The records should be written out in full, with nothing altered.

####

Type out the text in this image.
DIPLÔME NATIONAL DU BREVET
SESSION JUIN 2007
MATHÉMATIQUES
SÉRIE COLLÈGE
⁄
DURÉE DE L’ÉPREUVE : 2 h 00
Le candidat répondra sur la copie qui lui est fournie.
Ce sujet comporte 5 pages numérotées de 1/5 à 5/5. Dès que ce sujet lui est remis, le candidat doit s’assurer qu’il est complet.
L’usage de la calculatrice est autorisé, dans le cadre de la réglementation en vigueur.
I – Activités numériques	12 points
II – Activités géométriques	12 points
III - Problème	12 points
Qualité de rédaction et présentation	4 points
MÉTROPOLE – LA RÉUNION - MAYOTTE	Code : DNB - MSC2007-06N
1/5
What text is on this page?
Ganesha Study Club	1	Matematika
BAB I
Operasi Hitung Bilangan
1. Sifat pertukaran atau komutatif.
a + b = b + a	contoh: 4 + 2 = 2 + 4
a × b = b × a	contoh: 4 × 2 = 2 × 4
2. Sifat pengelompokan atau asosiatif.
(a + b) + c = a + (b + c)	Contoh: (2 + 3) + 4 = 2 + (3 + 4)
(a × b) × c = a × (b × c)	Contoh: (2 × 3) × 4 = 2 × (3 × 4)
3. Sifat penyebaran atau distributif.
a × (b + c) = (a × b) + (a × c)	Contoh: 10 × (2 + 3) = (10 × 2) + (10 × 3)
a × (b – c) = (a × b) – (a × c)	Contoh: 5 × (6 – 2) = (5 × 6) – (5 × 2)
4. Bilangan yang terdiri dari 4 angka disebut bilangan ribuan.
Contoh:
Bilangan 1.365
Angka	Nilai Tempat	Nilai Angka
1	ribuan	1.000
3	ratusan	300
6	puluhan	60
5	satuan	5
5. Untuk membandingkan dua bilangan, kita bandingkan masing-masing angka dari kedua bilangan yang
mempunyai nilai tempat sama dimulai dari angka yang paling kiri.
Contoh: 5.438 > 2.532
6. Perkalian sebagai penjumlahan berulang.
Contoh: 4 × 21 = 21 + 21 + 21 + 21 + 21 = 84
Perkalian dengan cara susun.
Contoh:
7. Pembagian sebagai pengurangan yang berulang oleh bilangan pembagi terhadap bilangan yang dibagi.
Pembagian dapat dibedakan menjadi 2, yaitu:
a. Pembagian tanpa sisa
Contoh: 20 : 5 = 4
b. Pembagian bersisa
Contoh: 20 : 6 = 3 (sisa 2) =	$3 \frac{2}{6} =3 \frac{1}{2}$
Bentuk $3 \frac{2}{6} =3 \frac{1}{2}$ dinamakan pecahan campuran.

####

**EXPECTED ANSWER:**
Type out the text in this image.
DIPLÔME NATIONAL DU BREVET
SESSION JUIN 2007
MATHÉMATIQUES
SÉRIE COLLÈGE
⁄
DURÉE DE L’ÉPREUVE : 2 h 00
Le candidat répondra sur la copie qui lui est fournie.
Ce sujet comporte 5 pages numérotées de 1/5 à 5/5. Dès que ce sujet lui est remis, le candidat doit s’assurer qu’il est complet.
L’usage de la calculatrice est autorisé, dans le cadre de la réglementation en vigueur.
I – Activités numériques	12 points
II – Activités géométriques	12 points
III - Problème	12 points
Qualité de rédaction et présentation	4 points
MÉTROPOLE – LA RÉUNION - MAYOTTE	Code : DNB - MSC2007-06N
1/5
What text is on this page?
Ganesha Study Club	1	Matematika
BAB I
Operasi Hitung Bilangan
1. Sifat pertukaran atau komutatif.
a + b = b + a	contoh: 4 + 2 = 2 + 4
a × b = b × a	contoh: 4 × 2 = 2 × 4
2. Sifat pengelompokan atau asosiatif.
(a + b) + c = a + (b + c)	Contoh: (2 + 3) + 4 = 2 + (3 + 4)
(a × b) × c = a × (b × c)	Contoh: (2 × 3) × 4 = 2 × (3 × 4)
3. Sifat penyebaran atau distributif.
a × (b + c) = (a × b) + (a × c)	Contoh: 10 × (2 + 3) = (10 × 2) + (10 × 3)
a × (b – c) = (a × b) – (a × c)	Contoh: 5 × (6 – 2) = (5 × 6) – (5 × 2)
4. Bilangan yang terdiri dari 4 angka disebut bilangan ribuan.
Contoh:
Bilangan 1.365
Angka	Nilai Tempat	Nilai Angka
1	ribuan	1.000
3	ratusan	300
6	puluhan	60
5	satuan	5
5. Untuk membandingkan dua bilangan, kita bandingkan masing-masing angka dari kedua bilangan yang
mempunyai nilai tempat sama dimulai dari angka yang paling kiri.
Contoh: 5.438 > 2.532
6. Perkalian sebagai penjumlahan berulang.
Contoh: 4 × 21 = 21 + 21 + 21 + 21 + 21 = 84
Perkalian dengan cara susun.
Contoh:
7. Pembagian sebagai pengurangan yang berulang oleh bilangan pembagi terhadap bilangan yang dibagi.
Pembagian dapat dibedakan menjadi 2, yaitu:
a. Pembagian tanpa sisa
Contoh: 20 : 5 = 4
b. Pembagian bersisa
Contoh: 20 : 6 = 3 (sisa 2) =	$3 \frac{2}{6} =3 \frac{1}{2}$
Bentuk $3 \frac{2}{6} =3 \frac{1}{2}$ dinamakan pecahan campuran.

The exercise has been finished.